Given exercise = From the listing that follows, output everything exactly except the pictures.
--- BEGIN Provided records ---
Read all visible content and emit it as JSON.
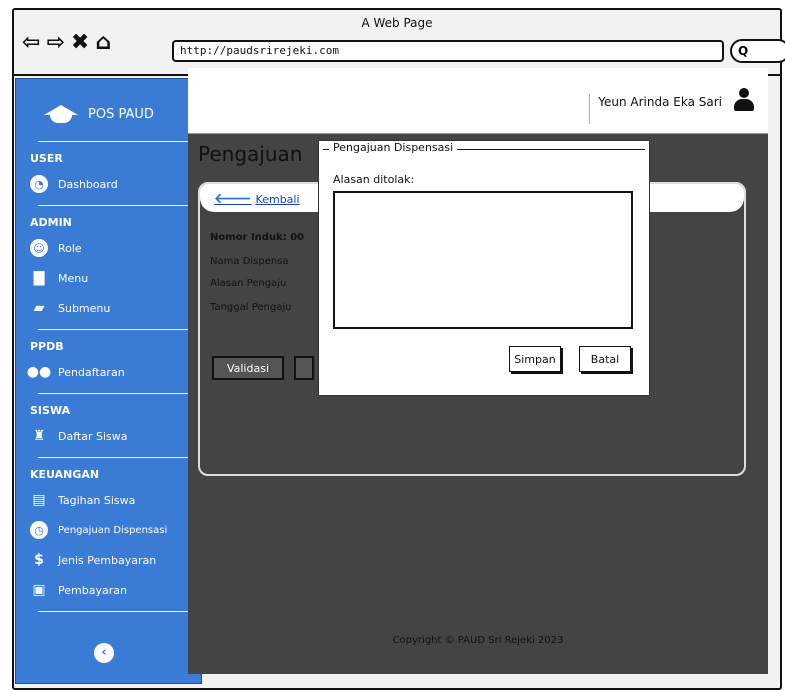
{
  "browser": {
    "title": "A Web Page",
    "url": "http://paudsrirejeki.com",
    "nav": {
      "back": "⇦",
      "forward": "⇨",
      "stop": "✖",
      "home": "⌂"
    },
    "search_icon": "Q"
  },
  "sidebar": {
    "brand": "POS PAUD",
    "sections": {
      "user": "USER",
      "admin": "ADMIN",
      "ppdb": "PPDB",
      "siswa": "SISWA",
      "keuangan": "KEUANGAN"
    },
    "items": {
      "dashboard": "Dashboard",
      "role": "Role",
      "menu": "Menu",
      "submenu": "Submenu",
      "pendaftaran": "Pendaftaran",
      "daftar_siswa": "Daftar Siswa",
      "tagihan_siswa": "Tagihan Siswa",
      "pengajuan_dispensasi": "Pengajuan Dispensasi",
      "jenis_pembayaran": "Jenis Pembayaran",
      "pembayaran": "Pembayaran"
    }
  },
  "topbar": {
    "user_name": "Yeun Arinda Eka Sari"
  },
  "main": {
    "page_title": "Pengajuan",
    "back_label": "Kembali",
    "fields": {
      "nomor_induk": "Nomor Induk: 00",
      "nama": "Nama Dispensa",
      "alasan": "Alasan Pengaju",
      "tanggal": "Tanggal Pengaju"
    },
    "validasi_label": "Validasi",
    "footer": "Copyright © PAUD Sri Rejeki 2023"
  },
  "modal": {
    "legend": "Pengajuan Dispensasi",
    "label": "Alasan ditolak:",
    "textarea_value": "",
    "simpan_label": "Simpan",
    "batal_label": "Batal"
  }
}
--- END Provided records ---
Exercise answer =
Read all visible content and emit it as JSON.
{
  "browser": {
    "title": "A Web Page",
    "url": "http://paudsrirejeki.com",
    "nav": {
      "back": "⇦",
      "forward": "⇨",
      "stop": "✖",
      "home": "⌂"
    },
    "search_icon": "Q"
  },
  "sidebar": {
    "brand": "POS PAUD",
    "sections": {
      "user": "USER",
      "admin": "ADMIN",
      "ppdb": "PPDB",
      "siswa": "SISWA",
      "keuangan": "KEUANGAN"
    },
    "items": {
      "dashboard": "Dashboard",
      "role": "Role",
      "menu": "Menu",
      "submenu": "Submenu",
      "pendaftaran": "Pendaftaran",
      "daftar_siswa": "Daftar Siswa",
      "tagihan_siswa": "Tagihan Siswa",
      "pengajuan_dispensasi": "Pengajuan Dispensasi",
      "jenis_pembayaran": "Jenis Pembayaran",
      "pembayaran": "Pembayaran"
    }
  },
  "topbar": {
    "user_name": "Yeun Arinda Eka Sari"
  },
  "main": {
    "page_title": "Pengajuan",
    "back_label": "Kembali",
    "fields": {
      "nomor_induk": "Nomor Induk: 00",
      "nama": "Nama Dispensa",
      "alasan": "Alasan Pengaju",
      "tanggal": "Tanggal Pengaju"
    },
    "validasi_label": "Validasi",
    "footer": "Copyright © PAUD Sri Rejeki 2023"
  },
  "modal": {
    "legend": "Pengajuan Dispensasi",
    "label": "Alasan ditolak:",
    "textarea_value": "",
    "simpan_label": "Simpan",
    "batal_label": "Batal"
  }
}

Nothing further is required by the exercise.